- _WHAT TO PRODUCE_
Retype all of the entries word for word.

- _DATASET RECORDS_
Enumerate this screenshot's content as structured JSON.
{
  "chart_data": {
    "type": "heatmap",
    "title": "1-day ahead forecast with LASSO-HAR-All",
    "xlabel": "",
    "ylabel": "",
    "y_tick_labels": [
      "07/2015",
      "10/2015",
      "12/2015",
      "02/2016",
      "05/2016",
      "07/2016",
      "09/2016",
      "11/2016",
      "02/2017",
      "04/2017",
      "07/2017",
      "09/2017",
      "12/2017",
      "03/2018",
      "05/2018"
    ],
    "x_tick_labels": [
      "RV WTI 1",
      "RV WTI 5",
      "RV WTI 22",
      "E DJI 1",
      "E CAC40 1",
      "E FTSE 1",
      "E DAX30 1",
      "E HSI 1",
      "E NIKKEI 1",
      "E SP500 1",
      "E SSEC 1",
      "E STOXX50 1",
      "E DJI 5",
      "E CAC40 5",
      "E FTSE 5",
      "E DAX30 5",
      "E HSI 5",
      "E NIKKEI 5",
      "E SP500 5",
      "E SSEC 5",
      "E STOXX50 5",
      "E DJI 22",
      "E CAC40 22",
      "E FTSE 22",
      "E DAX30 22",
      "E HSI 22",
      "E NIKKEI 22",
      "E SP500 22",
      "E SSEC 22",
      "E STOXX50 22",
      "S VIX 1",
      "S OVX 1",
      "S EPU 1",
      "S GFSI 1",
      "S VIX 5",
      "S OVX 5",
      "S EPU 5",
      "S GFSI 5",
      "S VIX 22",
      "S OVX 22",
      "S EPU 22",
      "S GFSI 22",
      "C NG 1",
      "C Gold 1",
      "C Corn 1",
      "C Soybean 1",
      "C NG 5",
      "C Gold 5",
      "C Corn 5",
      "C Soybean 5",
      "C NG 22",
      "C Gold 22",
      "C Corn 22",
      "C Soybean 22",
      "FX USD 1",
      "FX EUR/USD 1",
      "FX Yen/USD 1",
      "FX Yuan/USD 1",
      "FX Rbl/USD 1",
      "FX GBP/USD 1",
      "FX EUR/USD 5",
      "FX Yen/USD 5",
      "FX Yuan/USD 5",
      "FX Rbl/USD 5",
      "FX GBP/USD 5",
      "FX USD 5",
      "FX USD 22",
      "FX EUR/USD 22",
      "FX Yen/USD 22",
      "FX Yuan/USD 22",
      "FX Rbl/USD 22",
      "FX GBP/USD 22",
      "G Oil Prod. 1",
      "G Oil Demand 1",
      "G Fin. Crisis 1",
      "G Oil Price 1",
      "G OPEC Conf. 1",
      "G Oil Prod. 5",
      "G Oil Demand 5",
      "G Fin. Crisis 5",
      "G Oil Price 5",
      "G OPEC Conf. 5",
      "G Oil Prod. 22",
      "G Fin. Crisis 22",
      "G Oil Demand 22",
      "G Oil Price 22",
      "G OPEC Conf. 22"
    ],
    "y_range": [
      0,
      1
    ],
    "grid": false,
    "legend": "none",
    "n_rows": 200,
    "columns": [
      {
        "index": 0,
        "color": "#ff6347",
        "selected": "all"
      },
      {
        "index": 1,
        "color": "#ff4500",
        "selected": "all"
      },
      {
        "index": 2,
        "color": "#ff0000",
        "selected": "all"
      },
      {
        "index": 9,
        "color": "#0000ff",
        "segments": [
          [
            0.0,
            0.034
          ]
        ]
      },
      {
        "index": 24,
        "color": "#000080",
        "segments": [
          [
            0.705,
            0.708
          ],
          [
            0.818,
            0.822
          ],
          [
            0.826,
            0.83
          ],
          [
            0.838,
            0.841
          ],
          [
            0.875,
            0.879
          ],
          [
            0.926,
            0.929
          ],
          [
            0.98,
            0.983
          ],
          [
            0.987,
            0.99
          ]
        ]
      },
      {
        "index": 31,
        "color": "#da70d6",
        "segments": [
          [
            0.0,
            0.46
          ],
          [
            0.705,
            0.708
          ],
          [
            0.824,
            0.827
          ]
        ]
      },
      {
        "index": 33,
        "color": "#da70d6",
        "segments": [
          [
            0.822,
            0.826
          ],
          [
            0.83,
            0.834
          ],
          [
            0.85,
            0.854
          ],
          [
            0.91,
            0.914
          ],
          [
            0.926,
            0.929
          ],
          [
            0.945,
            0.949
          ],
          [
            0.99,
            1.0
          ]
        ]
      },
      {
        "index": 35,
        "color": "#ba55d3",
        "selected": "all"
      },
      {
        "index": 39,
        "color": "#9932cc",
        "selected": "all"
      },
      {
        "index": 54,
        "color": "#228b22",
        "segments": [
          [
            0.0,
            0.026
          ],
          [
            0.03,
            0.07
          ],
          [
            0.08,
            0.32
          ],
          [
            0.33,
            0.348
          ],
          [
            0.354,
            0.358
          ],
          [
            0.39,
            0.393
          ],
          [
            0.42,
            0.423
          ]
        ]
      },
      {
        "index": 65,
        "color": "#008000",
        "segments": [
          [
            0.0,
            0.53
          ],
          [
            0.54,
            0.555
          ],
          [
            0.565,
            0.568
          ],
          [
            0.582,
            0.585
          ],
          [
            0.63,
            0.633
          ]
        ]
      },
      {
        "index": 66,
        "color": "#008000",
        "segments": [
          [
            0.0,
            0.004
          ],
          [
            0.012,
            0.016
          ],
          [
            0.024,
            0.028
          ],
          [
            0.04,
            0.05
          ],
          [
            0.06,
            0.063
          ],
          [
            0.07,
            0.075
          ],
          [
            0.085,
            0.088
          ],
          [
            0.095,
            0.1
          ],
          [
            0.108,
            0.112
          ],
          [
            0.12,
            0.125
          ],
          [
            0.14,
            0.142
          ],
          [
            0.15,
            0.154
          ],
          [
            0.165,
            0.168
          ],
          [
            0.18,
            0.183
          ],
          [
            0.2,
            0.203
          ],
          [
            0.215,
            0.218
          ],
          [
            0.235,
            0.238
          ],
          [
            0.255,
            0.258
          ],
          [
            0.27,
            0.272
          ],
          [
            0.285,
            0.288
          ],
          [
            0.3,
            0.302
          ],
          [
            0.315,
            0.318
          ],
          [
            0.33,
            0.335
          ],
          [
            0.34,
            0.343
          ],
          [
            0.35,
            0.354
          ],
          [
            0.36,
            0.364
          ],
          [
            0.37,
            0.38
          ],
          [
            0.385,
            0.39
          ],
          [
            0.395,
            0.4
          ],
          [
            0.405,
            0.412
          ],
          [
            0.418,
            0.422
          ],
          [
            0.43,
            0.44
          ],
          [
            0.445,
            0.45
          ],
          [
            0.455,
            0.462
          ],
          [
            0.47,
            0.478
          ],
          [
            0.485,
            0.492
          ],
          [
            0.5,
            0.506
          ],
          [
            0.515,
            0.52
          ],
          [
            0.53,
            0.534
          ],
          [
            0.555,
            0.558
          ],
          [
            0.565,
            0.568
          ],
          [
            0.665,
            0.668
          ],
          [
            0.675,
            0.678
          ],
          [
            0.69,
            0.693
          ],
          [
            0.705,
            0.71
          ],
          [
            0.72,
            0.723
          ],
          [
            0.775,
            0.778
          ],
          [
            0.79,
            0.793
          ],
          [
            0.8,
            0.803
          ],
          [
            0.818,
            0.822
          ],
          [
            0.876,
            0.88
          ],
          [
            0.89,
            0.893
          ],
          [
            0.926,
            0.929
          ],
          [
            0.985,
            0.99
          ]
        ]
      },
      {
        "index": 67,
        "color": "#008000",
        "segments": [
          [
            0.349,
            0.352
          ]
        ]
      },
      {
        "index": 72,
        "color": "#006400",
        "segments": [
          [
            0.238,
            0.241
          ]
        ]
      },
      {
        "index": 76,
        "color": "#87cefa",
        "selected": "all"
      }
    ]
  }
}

- _EXERCISE OUTPUT_
Enumerate this screenshot's content as structured JSON.
{
  "chart_data": {
    "type": "heatmap",
    "title": "1-day ahead forecast with LASSO-HAR-All",
    "xlabel": "",
    "ylabel": "",
    "y_tick_labels": [
      "07/2015",
      "10/2015",
      "12/2015",
      "02/2016",
      "05/2016",
      "07/2016",
      "09/2016",
      "11/2016",
      "02/2017",
      "04/2017",
      "07/2017",
      "09/2017",
      "12/2017",
      "03/2018",
      "05/2018"
    ],
    "x_tick_labels": [
      "RV WTI 1",
      "RV WTI 5",
      "RV WTI 22",
      "E DJI 1",
      "E CAC40 1",
      "E FTSE 1",
      "E DAX30 1",
      "E HSI 1",
      "E NIKKEI 1",
      "E SP500 1",
      "E SSEC 1",
      "E STOXX50 1",
      "E DJI 5",
      "E CAC40 5",
      "E FTSE 5",
      "E DAX30 5",
      "E HSI 5",
      "E NIKKEI 5",
      "E SP500 5",
      "E SSEC 5",
      "E STOXX50 5",
      "E DJI 22",
      "E CAC40 22",
      "E FTSE 22",
      "E DAX30 22",
      "E HSI 22",
      "E NIKKEI 22",
      "E SP500 22",
      "E SSEC 22",
      "E STOXX50 22",
      "S VIX 1",
      "S OVX 1",
      "S EPU 1",
      "S GFSI 1",
      "S VIX 5",
      "S OVX 5",
      "S EPU 5",
      "S GFSI 5",
      "S VIX 22",
      "S OVX 22",
      "S EPU 22",
      "S GFSI 22",
      "C NG 1",
      "C Gold 1",
      "C Corn 1",
      "C Soybean 1",
      "C NG 5",
      "C Gold 5",
      "C Corn 5",
      "C Soybean 5",
      "C NG 22",
      "C Gold 22",
      "C Corn 22",
      "C Soybean 22",
      "FX USD 1",
      "FX EUR/USD 1",
      "FX Yen/USD 1",
      "FX Yuan/USD 1",
      "FX Rbl/USD 1",
      "FX GBP/USD 1",
      "FX EUR/USD 5",
      "FX Yen/USD 5",
      "FX Yuan/USD 5",
      "FX Rbl/USD 5",
      "FX GBP/USD 5",
      "FX USD 5",
      "FX USD 22",
      "FX EUR/USD 22",
      "FX Yen/USD 22",
      "FX Yuan/USD 22",
      "FX Rbl/USD 22",
      "FX GBP/USD 22",
      "G Oil Prod. 1",
      "G Oil Demand 1",
      "G Fin. Crisis 1",
      "G Oil Price 1",
      "G OPEC Conf. 1",
      "G Oil Prod. 5",
      "G Oil Demand 5",
      "G Fin. Crisis 5",
      "G Oil Price 5",
      "G OPEC Conf. 5",
      "G Oil Prod. 22",
      "G Fin. Crisis 22",
      "G Oil Demand 22",
      "G Oil Price 22",
      "G OPEC Conf. 22"
    ],
    "y_range": [
      0,
      1
    ],
    "grid": false,
    "legend": "none",
    "n_rows": 200,
    "columns": [
      {
        "index": 0,
        "color": "#ff6347",
        "selected": "all"
      },
      {
        "index": 1,
        "color": "#ff4500",
        "selected": "all"
      },
      {
        "index": 2,
        "color": "#ff0000",
        "selected": "all"
      },
      {
        "index": 9,
        "color": "#0000ff",
        "segments": [
          [
            0.0,
            0.034
          ]
        ]
      },
      {
        "index": 24,
        "color": "#000080",
        "segments": [
          [
            0.705,
            0.708
          ],
          [
            0.818,
            0.822
          ],
          [
            0.826,
            0.83
          ],
          [
            0.838,
            0.841
          ],
          [
            0.875,
            0.879
          ],
          [
            0.926,
            0.929
          ],
          [
            0.98,
            0.983
          ],
          [
            0.987,
            0.99
          ]
        ]
      },
      {
        "index": 31,
        "color": "#da70d6",
        "segments": [
          [
            0.0,
            0.46
          ],
          [
            0.705,
            0.708
          ],
          [
            0.824,
            0.827
          ]
        ]
      },
      {
        "index": 33,
        "color": "#da70d6",
        "segments": [
          [
            0.822,
            0.826
          ],
          [
            0.83,
            0.834
          ],
          [
            0.85,
            0.854
          ],
          [
            0.91,
            0.914
          ],
          [
            0.926,
            0.929
          ],
          [
            0.945,
            0.949
          ],
          [
            0.99,
            1.0
          ]
        ]
      },
      {
        "index": 35,
        "color": "#ba55d3",
        "selected": "all"
      },
      {
        "index": 39,
        "color": "#9932cc",
        "selected": "all"
      },
      {
        "index": 54,
        "color": "#228b22",
        "segments": [
          [
            0.0,
            0.026
          ],
          [
            0.03,
            0.07
          ],
          [
            0.08,
            0.32
          ],
          [
            0.33,
            0.348
          ],
          [
            0.354,
            0.358
          ],
          [
            0.39,
            0.393
          ],
          [
            0.42,
            0.423
          ]
        ]
      },
      {
        "index": 65,
        "color": "#008000",
        "segments": [
          [
            0.0,
            0.53
          ],
          [
            0.54,
            0.555
          ],
          [
            0.565,
            0.568
          ],
          [
            0.582,
            0.585
          ],
          [
            0.63,
            0.633
          ]
        ]
      },
      {
        "index": 66,
        "color": "#008000",
        "segments": [
          [
            0.0,
            0.004
          ],
          [
            0.012,
            0.016
          ],
          [
            0.024,
            0.028
          ],
          [
            0.04,
            0.05
          ],
          [
            0.06,
            0.063
          ],
          [
            0.07,
            0.075
          ],
          [
            0.085,
            0.088
          ],
          [
            0.095,
            0.1
          ],
          [
            0.108,
            0.112
          ],
          [
            0.12,
            0.125
          ],
          [
            0.14,
            0.142
          ],
          [
            0.15,
            0.154
          ],
          [
            0.165,
            0.168
          ],
          [
            0.18,
            0.183
          ],
          [
            0.2,
            0.203
          ],
          [
            0.215,
            0.218
          ],
          [
            0.235,
            0.238
          ],
          [
            0.255,
            0.258
          ],
          [
            0.27,
            0.272
          ],
          [
            0.285,
            0.288
          ],
          [
            0.3,
            0.302
          ],
          [
            0.315,
            0.318
          ],
          [
            0.33,
            0.335
          ],
          [
            0.34,
            0.343
          ],
          [
            0.35,
            0.354
          ],
          [
            0.36,
            0.364
          ],
          [
            0.37,
            0.38
          ],
          [
            0.385,
            0.39
          ],
          [
            0.395,
            0.4
          ],
          [
            0.405,
            0.412
          ],
          [
            0.418,
            0.422
          ],
          [
            0.43,
            0.44
          ],
          [
            0.445,
            0.45
          ],
          [
            0.455,
            0.462
          ],
          [
            0.47,
            0.478
          ],
          [
            0.485,
            0.492
          ],
          [
            0.5,
            0.506
          ],
          [
            0.515,
            0.52
          ],
          [
            0.53,
            0.534
          ],
          [
            0.555,
            0.558
          ],
          [
            0.565,
            0.568
          ],
          [
            0.665,
            0.668
          ],
          [
            0.675,
            0.678
          ],
          [
            0.69,
            0.693
          ],
          [
            0.705,
            0.71
          ],
          [
            0.72,
            0.723
          ],
          [
            0.775,
            0.778
          ],
          [
            0.79,
            0.793
          ],
          [
            0.8,
            0.803
          ],
          [
            0.818,
            0.822
          ],
          [
            0.876,
            0.88
          ],
          [
            0.89,
            0.893
          ],
          [
            0.926,
            0.929
          ],
          [
            0.985,
            0.99
          ]
        ]
      },
      {
        "index": 67,
        "color": "#008000",
        "segments": [
          [
            0.349,
            0.352
          ]
        ]
      },
      {
        "index": 72,
        "color": "#006400",
        "segments": [
          [
            0.238,
            0.241
          ]
        ]
      },
      {
        "index": 76,
        "color": "#87cefa",
        "selected": "all"
      }
    ]
  }
}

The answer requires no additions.